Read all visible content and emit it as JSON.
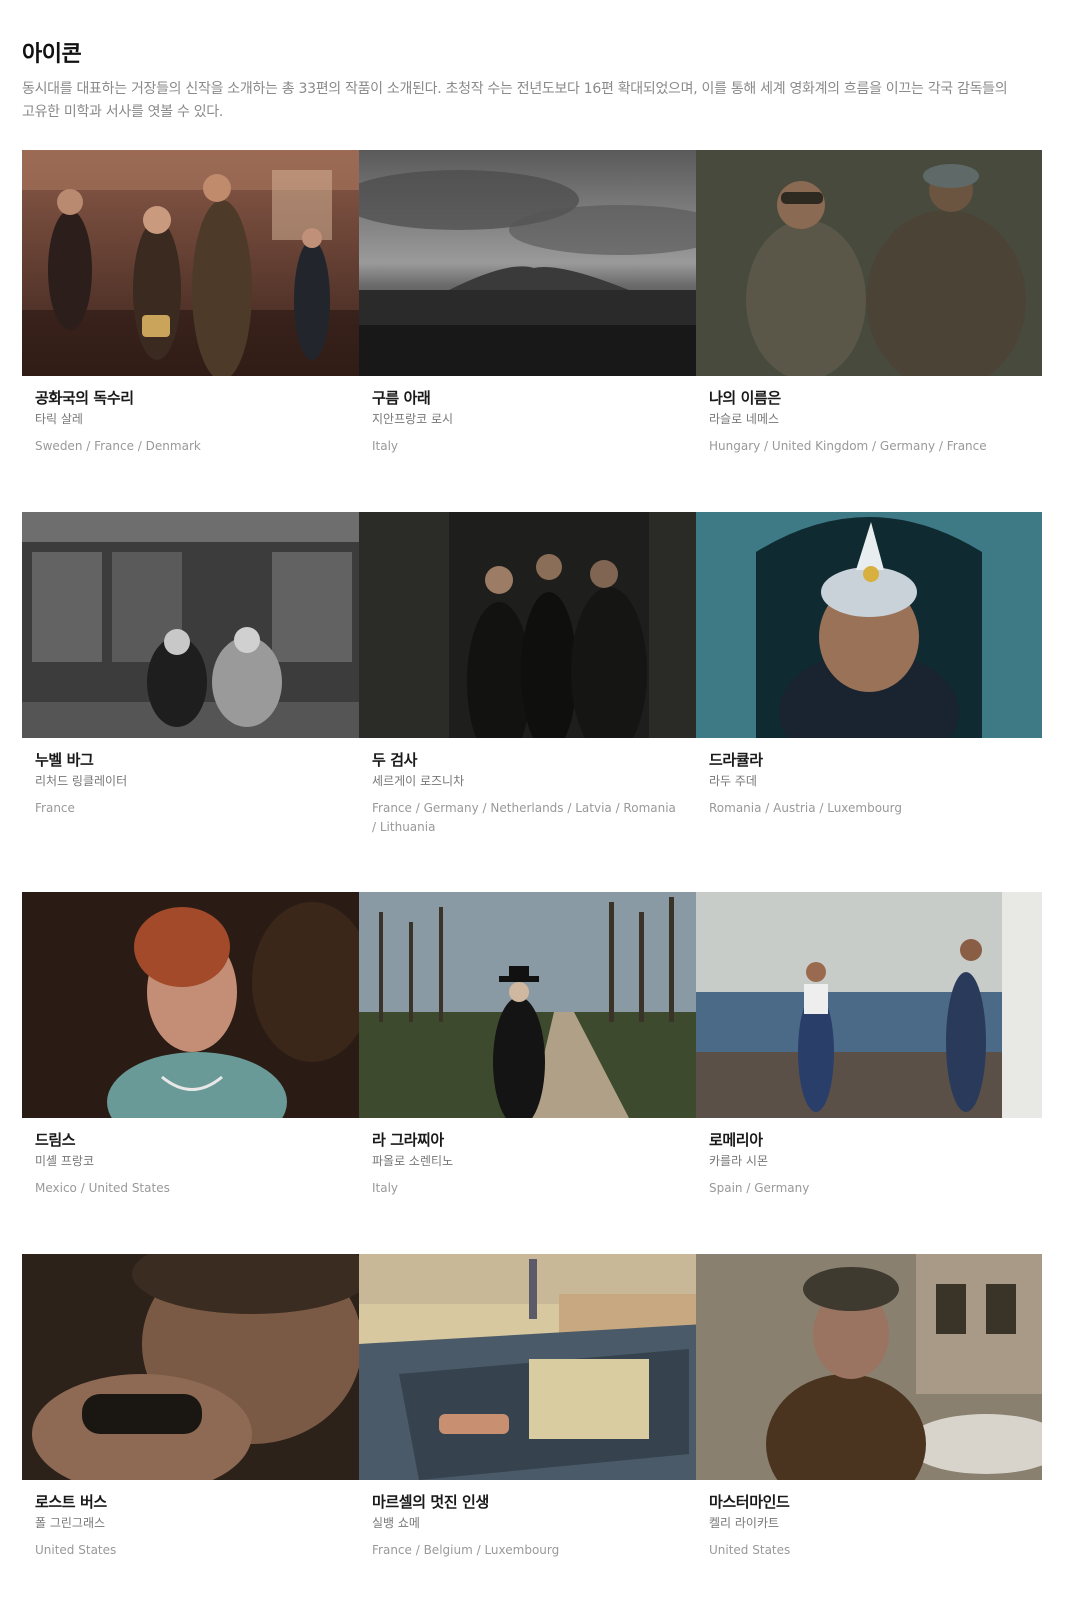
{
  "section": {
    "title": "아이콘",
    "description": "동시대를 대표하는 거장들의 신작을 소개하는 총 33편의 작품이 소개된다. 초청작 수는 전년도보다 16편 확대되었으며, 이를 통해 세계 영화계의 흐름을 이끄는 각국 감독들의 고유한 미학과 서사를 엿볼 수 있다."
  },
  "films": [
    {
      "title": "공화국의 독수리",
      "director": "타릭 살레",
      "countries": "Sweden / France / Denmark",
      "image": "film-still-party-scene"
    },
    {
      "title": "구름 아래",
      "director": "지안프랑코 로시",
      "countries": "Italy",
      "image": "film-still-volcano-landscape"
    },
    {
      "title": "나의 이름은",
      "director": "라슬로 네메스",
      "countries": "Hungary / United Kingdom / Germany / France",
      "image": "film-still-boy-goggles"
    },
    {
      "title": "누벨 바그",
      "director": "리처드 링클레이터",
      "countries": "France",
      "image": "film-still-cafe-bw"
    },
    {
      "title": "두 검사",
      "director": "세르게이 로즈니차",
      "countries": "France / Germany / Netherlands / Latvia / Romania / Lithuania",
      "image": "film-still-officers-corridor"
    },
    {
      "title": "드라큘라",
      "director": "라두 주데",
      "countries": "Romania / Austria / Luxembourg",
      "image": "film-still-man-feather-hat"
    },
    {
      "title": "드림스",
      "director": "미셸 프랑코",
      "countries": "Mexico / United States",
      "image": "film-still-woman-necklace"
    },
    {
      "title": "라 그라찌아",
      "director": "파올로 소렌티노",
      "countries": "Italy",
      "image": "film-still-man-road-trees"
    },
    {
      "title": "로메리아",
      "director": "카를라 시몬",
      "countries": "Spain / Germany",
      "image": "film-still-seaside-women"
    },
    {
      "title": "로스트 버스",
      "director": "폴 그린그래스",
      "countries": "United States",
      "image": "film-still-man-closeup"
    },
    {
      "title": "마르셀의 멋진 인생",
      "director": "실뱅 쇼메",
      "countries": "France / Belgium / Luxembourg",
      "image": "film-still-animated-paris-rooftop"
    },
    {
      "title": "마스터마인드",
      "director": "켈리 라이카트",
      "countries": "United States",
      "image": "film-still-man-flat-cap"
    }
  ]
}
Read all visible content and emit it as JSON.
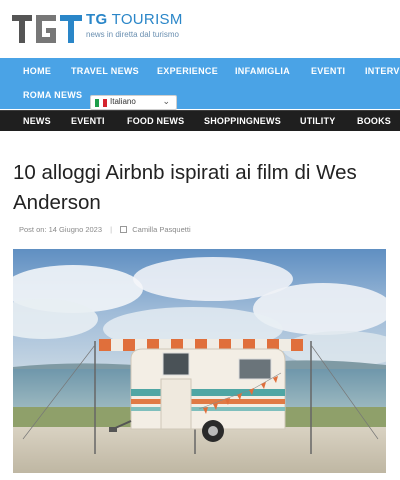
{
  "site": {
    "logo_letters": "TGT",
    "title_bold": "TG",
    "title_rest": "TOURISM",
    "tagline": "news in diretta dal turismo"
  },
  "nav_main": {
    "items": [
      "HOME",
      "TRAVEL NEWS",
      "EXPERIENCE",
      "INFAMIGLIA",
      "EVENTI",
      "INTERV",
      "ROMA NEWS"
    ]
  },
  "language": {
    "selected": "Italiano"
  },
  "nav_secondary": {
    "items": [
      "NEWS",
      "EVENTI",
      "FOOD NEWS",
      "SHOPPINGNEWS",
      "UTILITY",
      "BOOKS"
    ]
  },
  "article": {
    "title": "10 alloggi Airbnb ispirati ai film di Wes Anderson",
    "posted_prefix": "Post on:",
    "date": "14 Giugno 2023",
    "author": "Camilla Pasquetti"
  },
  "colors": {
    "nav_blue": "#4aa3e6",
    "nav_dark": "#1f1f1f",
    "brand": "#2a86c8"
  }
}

════════════════

What the task asks
Generate a word-for-word copy of the preceding records, excluding all pictures.

Written reply
Read all visible content and emit it as JSON.
{
  "section": {
    "title": "아이콘",
    "description": "동시대를 대표하는 거장들의 신작을 소개하는 총 33편의 작품이 소개된다. 초청작 수는 전년도보다 16편 확대되었으며, 이를 통해 세계 영화계의 흐름을 이끄는 각국 감독들의 고유한 미학과 서사를 엿볼 수 있다."
  },
  "films": [
    {
      "title": "공화국의 독수리",
      "director": "타릭 살레",
      "countries": "Sweden / France / Denmark",
      "image": "film-still-party-scene"
    },
    {
      "title": "구름 아래",
      "director": "지안프랑코 로시",
      "countries": "Italy",
      "image": "film-still-volcano-landscape"
    },
    {
      "title": "나의 이름은",
      "director": "라슬로 네메스",
      "countries": "Hungary / United Kingdom / Germany / France",
      "image": "film-still-boy-goggles"
    },
    {
      "title": "누벨 바그",
      "director": "리처드 링클레이터",
      "countries": "France",
      "image": "film-still-cafe-bw"
    },
    {
      "title": "두 검사",
      "director": "세르게이 로즈니차",
      "countries": "France / Germany / Netherlands / Latvia / Romania / Lithuania",
      "image": "film-still-officers-corridor"
    },
    {
      "title": "드라큘라",
      "director": "라두 주데",
      "countries": "Romania / Austria / Luxembourg",
      "image": "film-still-man-feather-hat"
    },
    {
      "title": "드림스",
      "director": "미셸 프랑코",
      "countries": "Mexico / United States",
      "image": "film-still-woman-necklace"
    },
    {
      "title": "라 그라찌아",
      "director": "파올로 소렌티노",
      "countries": "Italy",
      "image": "film-still-man-road-trees"
    },
    {
      "title": "로메리아",
      "director": "카를라 시몬",
      "countries": "Spain / Germany",
      "image": "film-still-seaside-women"
    },
    {
      "title": "로스트 버스",
      "director": "폴 그린그래스",
      "countries": "United States",
      "image": "film-still-man-closeup"
    },
    {
      "title": "마르셀의 멋진 인생",
      "director": "실뱅 쇼메",
      "countries": "France / Belgium / Luxembourg",
      "image": "film-still-animated-paris-rooftop"
    },
    {
      "title": "마스터마인드",
      "director": "켈리 라이카트",
      "countries": "United States",
      "image": "film-still-man-flat-cap"
    }
  ]
}
Read all visible content and emit it as JSON.
{
  "site": {
    "logo_letters": "TGT",
    "title_bold": "TG",
    "title_rest": "TOURISM",
    "tagline": "news in diretta dal turismo"
  },
  "nav_main": {
    "items": [
      "HOME",
      "TRAVEL NEWS",
      "EXPERIENCE",
      "INFAMIGLIA",
      "EVENTI",
      "INTERV",
      "ROMA NEWS"
    ]
  },
  "language": {
    "selected": "Italiano"
  },
  "nav_secondary": {
    "items": [
      "NEWS",
      "EVENTI",
      "FOOD NEWS",
      "SHOPPINGNEWS",
      "UTILITY",
      "BOOKS"
    ]
  },
  "article": {
    "title": "10 alloggi Airbnb ispirati ai film di Wes Anderson",
    "posted_prefix": "Post on:",
    "date": "14 Giugno 2023",
    "author": "Camilla Pasquetti"
  },
  "colors": {
    "nav_blue": "#4aa3e6",
    "nav_dark": "#1f1f1f",
    "brand": "#2a86c8"
  }
}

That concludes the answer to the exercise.